▶ **WHAT YOU HAVE TO DO**:
Repeat the listing word for word. No pictures belong in the copy.

Entries with figure data:
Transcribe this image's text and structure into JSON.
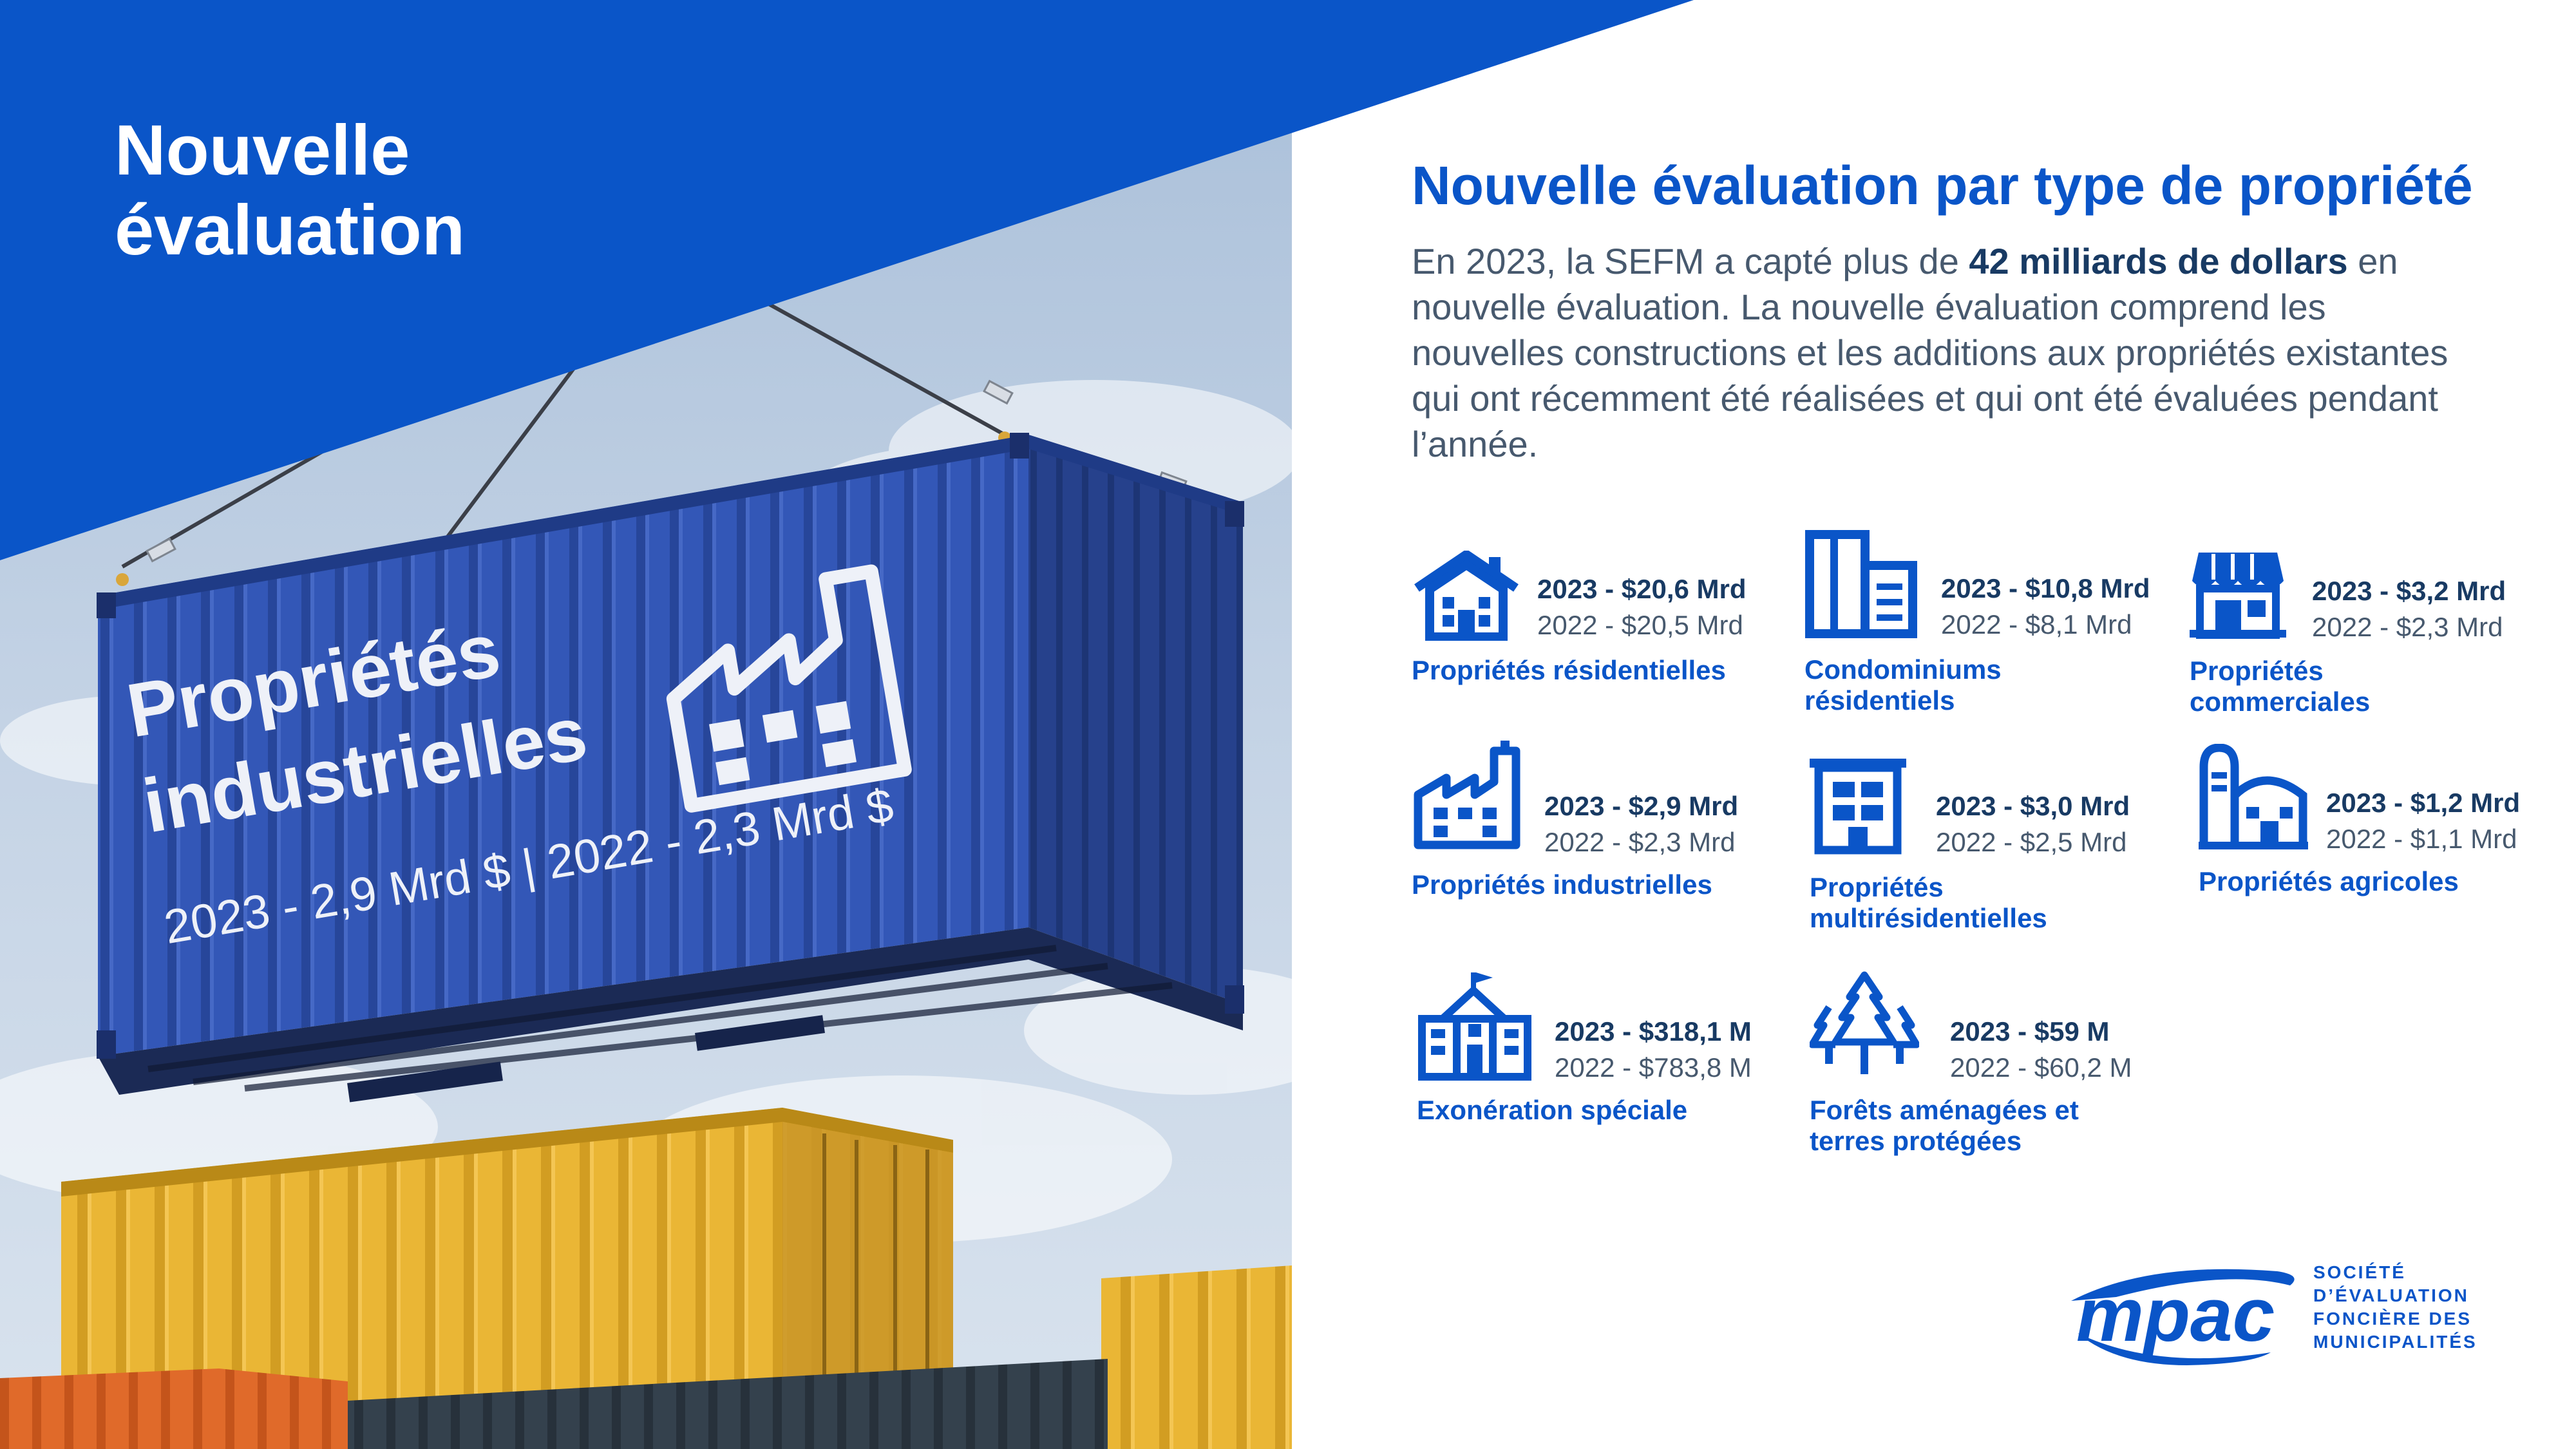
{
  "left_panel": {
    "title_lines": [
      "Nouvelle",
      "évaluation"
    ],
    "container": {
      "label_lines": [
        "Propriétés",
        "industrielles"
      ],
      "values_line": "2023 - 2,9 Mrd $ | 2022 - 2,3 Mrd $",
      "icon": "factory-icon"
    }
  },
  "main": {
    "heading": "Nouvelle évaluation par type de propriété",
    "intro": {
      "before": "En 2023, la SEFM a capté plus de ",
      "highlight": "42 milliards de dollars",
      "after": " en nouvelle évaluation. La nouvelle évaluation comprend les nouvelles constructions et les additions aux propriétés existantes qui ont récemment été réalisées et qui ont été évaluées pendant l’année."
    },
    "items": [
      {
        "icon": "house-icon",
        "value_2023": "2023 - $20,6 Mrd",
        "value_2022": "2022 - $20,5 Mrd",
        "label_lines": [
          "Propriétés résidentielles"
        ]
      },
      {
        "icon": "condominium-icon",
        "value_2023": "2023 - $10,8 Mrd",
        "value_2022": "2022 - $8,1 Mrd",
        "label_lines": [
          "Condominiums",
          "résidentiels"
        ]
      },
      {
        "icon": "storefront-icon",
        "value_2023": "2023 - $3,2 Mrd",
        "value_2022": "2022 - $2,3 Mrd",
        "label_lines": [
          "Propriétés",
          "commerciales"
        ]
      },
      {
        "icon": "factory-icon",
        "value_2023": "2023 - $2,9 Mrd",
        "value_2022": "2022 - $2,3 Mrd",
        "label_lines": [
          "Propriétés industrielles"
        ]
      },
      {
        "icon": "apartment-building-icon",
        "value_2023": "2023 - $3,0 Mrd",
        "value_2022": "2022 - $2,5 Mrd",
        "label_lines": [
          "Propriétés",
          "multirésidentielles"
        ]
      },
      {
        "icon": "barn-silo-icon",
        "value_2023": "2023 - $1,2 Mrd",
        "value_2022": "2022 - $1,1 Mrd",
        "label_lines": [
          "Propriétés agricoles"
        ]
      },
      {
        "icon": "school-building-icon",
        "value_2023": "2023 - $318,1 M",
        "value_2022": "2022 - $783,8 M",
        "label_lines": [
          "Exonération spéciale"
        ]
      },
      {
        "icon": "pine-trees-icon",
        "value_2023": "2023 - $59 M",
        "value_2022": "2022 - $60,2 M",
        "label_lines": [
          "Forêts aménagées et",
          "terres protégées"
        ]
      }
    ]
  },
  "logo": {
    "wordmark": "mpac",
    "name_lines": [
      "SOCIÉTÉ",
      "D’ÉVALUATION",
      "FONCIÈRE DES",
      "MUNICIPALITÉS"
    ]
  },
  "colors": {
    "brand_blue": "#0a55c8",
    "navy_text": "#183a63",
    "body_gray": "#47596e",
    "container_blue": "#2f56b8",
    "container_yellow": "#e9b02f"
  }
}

▶ **RESULT OF THIS TASK**:
Transcribe this image's text and structure into JSON.
{
  "left_panel": {
    "title_lines": [
      "Nouvelle",
      "évaluation"
    ],
    "container": {
      "label_lines": [
        "Propriétés",
        "industrielles"
      ],
      "values_line": "2023 - 2,9 Mrd $ | 2022 - 2,3 Mrd $",
      "icon": "factory-icon"
    }
  },
  "main": {
    "heading": "Nouvelle évaluation par type de propriété",
    "intro": {
      "before": "En 2023, la SEFM a capté plus de ",
      "highlight": "42 milliards de dollars",
      "after": " en nouvelle évaluation. La nouvelle évaluation comprend les nouvelles constructions et les additions aux propriétés existantes qui ont récemment été réalisées et qui ont été évaluées pendant l’année."
    },
    "items": [
      {
        "icon": "house-icon",
        "value_2023": "2023 - $20,6 Mrd",
        "value_2022": "2022 - $20,5 Mrd",
        "label_lines": [
          "Propriétés résidentielles"
        ]
      },
      {
        "icon": "condominium-icon",
        "value_2023": "2023 - $10,8 Mrd",
        "value_2022": "2022 - $8,1 Mrd",
        "label_lines": [
          "Condominiums",
          "résidentiels"
        ]
      },
      {
        "icon": "storefront-icon",
        "value_2023": "2023 - $3,2 Mrd",
        "value_2022": "2022 - $2,3 Mrd",
        "label_lines": [
          "Propriétés",
          "commerciales"
        ]
      },
      {
        "icon": "factory-icon",
        "value_2023": "2023 - $2,9 Mrd",
        "value_2022": "2022 - $2,3 Mrd",
        "label_lines": [
          "Propriétés industrielles"
        ]
      },
      {
        "icon": "apartment-building-icon",
        "value_2023": "2023 - $3,0 Mrd",
        "value_2022": "2022 - $2,5 Mrd",
        "label_lines": [
          "Propriétés",
          "multirésidentielles"
        ]
      },
      {
        "icon": "barn-silo-icon",
        "value_2023": "2023 - $1,2 Mrd",
        "value_2022": "2022 - $1,1 Mrd",
        "label_lines": [
          "Propriétés agricoles"
        ]
      },
      {
        "icon": "school-building-icon",
        "value_2023": "2023 - $318,1 M",
        "value_2022": "2022 - $783,8 M",
        "label_lines": [
          "Exonération spéciale"
        ]
      },
      {
        "icon": "pine-trees-icon",
        "value_2023": "2023 - $59 M",
        "value_2022": "2022 - $60,2 M",
        "label_lines": [
          "Forêts aménagées et",
          "terres protégées"
        ]
      }
    ]
  },
  "logo": {
    "wordmark": "mpac",
    "name_lines": [
      "SOCIÉTÉ",
      "D’ÉVALUATION",
      "FONCIÈRE DES",
      "MUNICIPALITÉS"
    ]
  },
  "colors": {
    "brand_blue": "#0a55c8",
    "navy_text": "#183a63",
    "body_gray": "#47596e",
    "container_blue": "#2f56b8",
    "container_yellow": "#e9b02f"
  }
}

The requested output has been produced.